__WHAT THE TASK REQUIRES__.
Reproduce every entry exactly and leave its pictures out.

__GIVEN DATA__.

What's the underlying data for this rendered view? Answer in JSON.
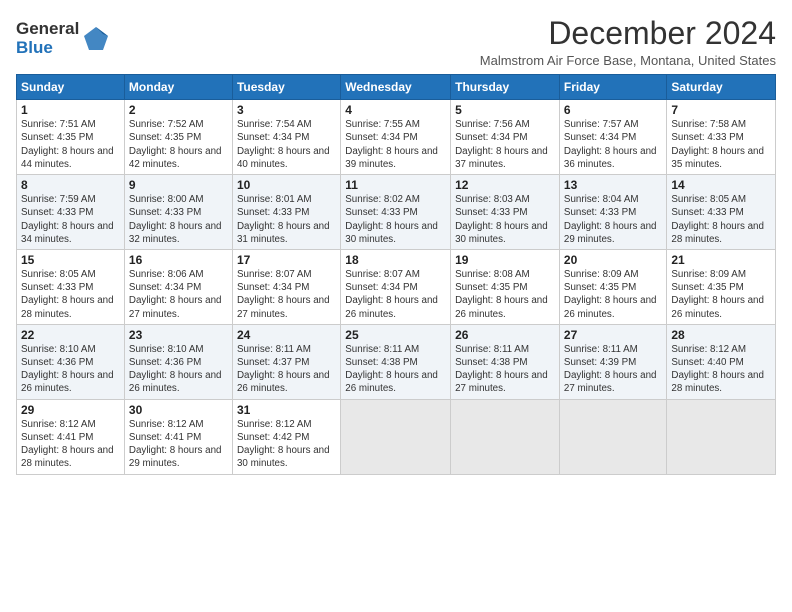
{
  "header": {
    "logo_line1": "General",
    "logo_line2": "Blue",
    "month_title": "December 2024",
    "subtitle": "Malmstrom Air Force Base, Montana, United States"
  },
  "weekdays": [
    "Sunday",
    "Monday",
    "Tuesday",
    "Wednesday",
    "Thursday",
    "Friday",
    "Saturday"
  ],
  "weeks": [
    [
      {
        "day": "1",
        "rise": "7:51 AM",
        "set": "4:35 PM",
        "hours": "8 hours and 44 minutes"
      },
      {
        "day": "2",
        "rise": "7:52 AM",
        "set": "4:35 PM",
        "hours": "8 hours and 42 minutes"
      },
      {
        "day": "3",
        "rise": "7:54 AM",
        "set": "4:34 PM",
        "hours": "8 hours and 40 minutes"
      },
      {
        "day": "4",
        "rise": "7:55 AM",
        "set": "4:34 PM",
        "hours": "8 hours and 39 minutes"
      },
      {
        "day": "5",
        "rise": "7:56 AM",
        "set": "4:34 PM",
        "hours": "8 hours and 37 minutes"
      },
      {
        "day": "6",
        "rise": "7:57 AM",
        "set": "4:34 PM",
        "hours": "8 hours and 36 minutes"
      },
      {
        "day": "7",
        "rise": "7:58 AM",
        "set": "4:33 PM",
        "hours": "8 hours and 35 minutes"
      }
    ],
    [
      {
        "day": "8",
        "rise": "7:59 AM",
        "set": "4:33 PM",
        "hours": "8 hours and 34 minutes"
      },
      {
        "day": "9",
        "rise": "8:00 AM",
        "set": "4:33 PM",
        "hours": "8 hours and 32 minutes"
      },
      {
        "day": "10",
        "rise": "8:01 AM",
        "set": "4:33 PM",
        "hours": "8 hours and 31 minutes"
      },
      {
        "day": "11",
        "rise": "8:02 AM",
        "set": "4:33 PM",
        "hours": "8 hours and 30 minutes"
      },
      {
        "day": "12",
        "rise": "8:03 AM",
        "set": "4:33 PM",
        "hours": "8 hours and 30 minutes"
      },
      {
        "day": "13",
        "rise": "8:04 AM",
        "set": "4:33 PM",
        "hours": "8 hours and 29 minutes"
      },
      {
        "day": "14",
        "rise": "8:05 AM",
        "set": "4:33 PM",
        "hours": "8 hours and 28 minutes"
      }
    ],
    [
      {
        "day": "15",
        "rise": "8:05 AM",
        "set": "4:33 PM",
        "hours": "8 hours and 28 minutes"
      },
      {
        "day": "16",
        "rise": "8:06 AM",
        "set": "4:34 PM",
        "hours": "8 hours and 27 minutes"
      },
      {
        "day": "17",
        "rise": "8:07 AM",
        "set": "4:34 PM",
        "hours": "8 hours and 27 minutes"
      },
      {
        "day": "18",
        "rise": "8:07 AM",
        "set": "4:34 PM",
        "hours": "8 hours and 26 minutes"
      },
      {
        "day": "19",
        "rise": "8:08 AM",
        "set": "4:35 PM",
        "hours": "8 hours and 26 minutes"
      },
      {
        "day": "20",
        "rise": "8:09 AM",
        "set": "4:35 PM",
        "hours": "8 hours and 26 minutes"
      },
      {
        "day": "21",
        "rise": "8:09 AM",
        "set": "4:35 PM",
        "hours": "8 hours and 26 minutes"
      }
    ],
    [
      {
        "day": "22",
        "rise": "8:10 AM",
        "set": "4:36 PM",
        "hours": "8 hours and 26 minutes"
      },
      {
        "day": "23",
        "rise": "8:10 AM",
        "set": "4:36 PM",
        "hours": "8 hours and 26 minutes"
      },
      {
        "day": "24",
        "rise": "8:11 AM",
        "set": "4:37 PM",
        "hours": "8 hours and 26 minutes"
      },
      {
        "day": "25",
        "rise": "8:11 AM",
        "set": "4:38 PM",
        "hours": "8 hours and 26 minutes"
      },
      {
        "day": "26",
        "rise": "8:11 AM",
        "set": "4:38 PM",
        "hours": "8 hours and 27 minutes"
      },
      {
        "day": "27",
        "rise": "8:11 AM",
        "set": "4:39 PM",
        "hours": "8 hours and 27 minutes"
      },
      {
        "day": "28",
        "rise": "8:12 AM",
        "set": "4:40 PM",
        "hours": "8 hours and 28 minutes"
      }
    ],
    [
      {
        "day": "29",
        "rise": "8:12 AM",
        "set": "4:41 PM",
        "hours": "8 hours and 28 minutes"
      },
      {
        "day": "30",
        "rise": "8:12 AM",
        "set": "4:41 PM",
        "hours": "8 hours and 29 minutes"
      },
      {
        "day": "31",
        "rise": "8:12 AM",
        "set": "4:42 PM",
        "hours": "8 hours and 30 minutes"
      },
      null,
      null,
      null,
      null
    ]
  ]
}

__RESULT FOR THIS EXERCISE__.
What's the underlying data for this rendered view? Answer in JSON.
{
  "header": {
    "logo_line1": "General",
    "logo_line2": "Blue",
    "month_title": "December 2024",
    "subtitle": "Malmstrom Air Force Base, Montana, United States"
  },
  "weekdays": [
    "Sunday",
    "Monday",
    "Tuesday",
    "Wednesday",
    "Thursday",
    "Friday",
    "Saturday"
  ],
  "weeks": [
    [
      {
        "day": "1",
        "rise": "7:51 AM",
        "set": "4:35 PM",
        "hours": "8 hours and 44 minutes"
      },
      {
        "day": "2",
        "rise": "7:52 AM",
        "set": "4:35 PM",
        "hours": "8 hours and 42 minutes"
      },
      {
        "day": "3",
        "rise": "7:54 AM",
        "set": "4:34 PM",
        "hours": "8 hours and 40 minutes"
      },
      {
        "day": "4",
        "rise": "7:55 AM",
        "set": "4:34 PM",
        "hours": "8 hours and 39 minutes"
      },
      {
        "day": "5",
        "rise": "7:56 AM",
        "set": "4:34 PM",
        "hours": "8 hours and 37 minutes"
      },
      {
        "day": "6",
        "rise": "7:57 AM",
        "set": "4:34 PM",
        "hours": "8 hours and 36 minutes"
      },
      {
        "day": "7",
        "rise": "7:58 AM",
        "set": "4:33 PM",
        "hours": "8 hours and 35 minutes"
      }
    ],
    [
      {
        "day": "8",
        "rise": "7:59 AM",
        "set": "4:33 PM",
        "hours": "8 hours and 34 minutes"
      },
      {
        "day": "9",
        "rise": "8:00 AM",
        "set": "4:33 PM",
        "hours": "8 hours and 32 minutes"
      },
      {
        "day": "10",
        "rise": "8:01 AM",
        "set": "4:33 PM",
        "hours": "8 hours and 31 minutes"
      },
      {
        "day": "11",
        "rise": "8:02 AM",
        "set": "4:33 PM",
        "hours": "8 hours and 30 minutes"
      },
      {
        "day": "12",
        "rise": "8:03 AM",
        "set": "4:33 PM",
        "hours": "8 hours and 30 minutes"
      },
      {
        "day": "13",
        "rise": "8:04 AM",
        "set": "4:33 PM",
        "hours": "8 hours and 29 minutes"
      },
      {
        "day": "14",
        "rise": "8:05 AM",
        "set": "4:33 PM",
        "hours": "8 hours and 28 minutes"
      }
    ],
    [
      {
        "day": "15",
        "rise": "8:05 AM",
        "set": "4:33 PM",
        "hours": "8 hours and 28 minutes"
      },
      {
        "day": "16",
        "rise": "8:06 AM",
        "set": "4:34 PM",
        "hours": "8 hours and 27 minutes"
      },
      {
        "day": "17",
        "rise": "8:07 AM",
        "set": "4:34 PM",
        "hours": "8 hours and 27 minutes"
      },
      {
        "day": "18",
        "rise": "8:07 AM",
        "set": "4:34 PM",
        "hours": "8 hours and 26 minutes"
      },
      {
        "day": "19",
        "rise": "8:08 AM",
        "set": "4:35 PM",
        "hours": "8 hours and 26 minutes"
      },
      {
        "day": "20",
        "rise": "8:09 AM",
        "set": "4:35 PM",
        "hours": "8 hours and 26 minutes"
      },
      {
        "day": "21",
        "rise": "8:09 AM",
        "set": "4:35 PM",
        "hours": "8 hours and 26 minutes"
      }
    ],
    [
      {
        "day": "22",
        "rise": "8:10 AM",
        "set": "4:36 PM",
        "hours": "8 hours and 26 minutes"
      },
      {
        "day": "23",
        "rise": "8:10 AM",
        "set": "4:36 PM",
        "hours": "8 hours and 26 minutes"
      },
      {
        "day": "24",
        "rise": "8:11 AM",
        "set": "4:37 PM",
        "hours": "8 hours and 26 minutes"
      },
      {
        "day": "25",
        "rise": "8:11 AM",
        "set": "4:38 PM",
        "hours": "8 hours and 26 minutes"
      },
      {
        "day": "26",
        "rise": "8:11 AM",
        "set": "4:38 PM",
        "hours": "8 hours and 27 minutes"
      },
      {
        "day": "27",
        "rise": "8:11 AM",
        "set": "4:39 PM",
        "hours": "8 hours and 27 minutes"
      },
      {
        "day": "28",
        "rise": "8:12 AM",
        "set": "4:40 PM",
        "hours": "8 hours and 28 minutes"
      }
    ],
    [
      {
        "day": "29",
        "rise": "8:12 AM",
        "set": "4:41 PM",
        "hours": "8 hours and 28 minutes"
      },
      {
        "day": "30",
        "rise": "8:12 AM",
        "set": "4:41 PM",
        "hours": "8 hours and 29 minutes"
      },
      {
        "day": "31",
        "rise": "8:12 AM",
        "set": "4:42 PM",
        "hours": "8 hours and 30 minutes"
      },
      null,
      null,
      null,
      null
    ]
  ]
}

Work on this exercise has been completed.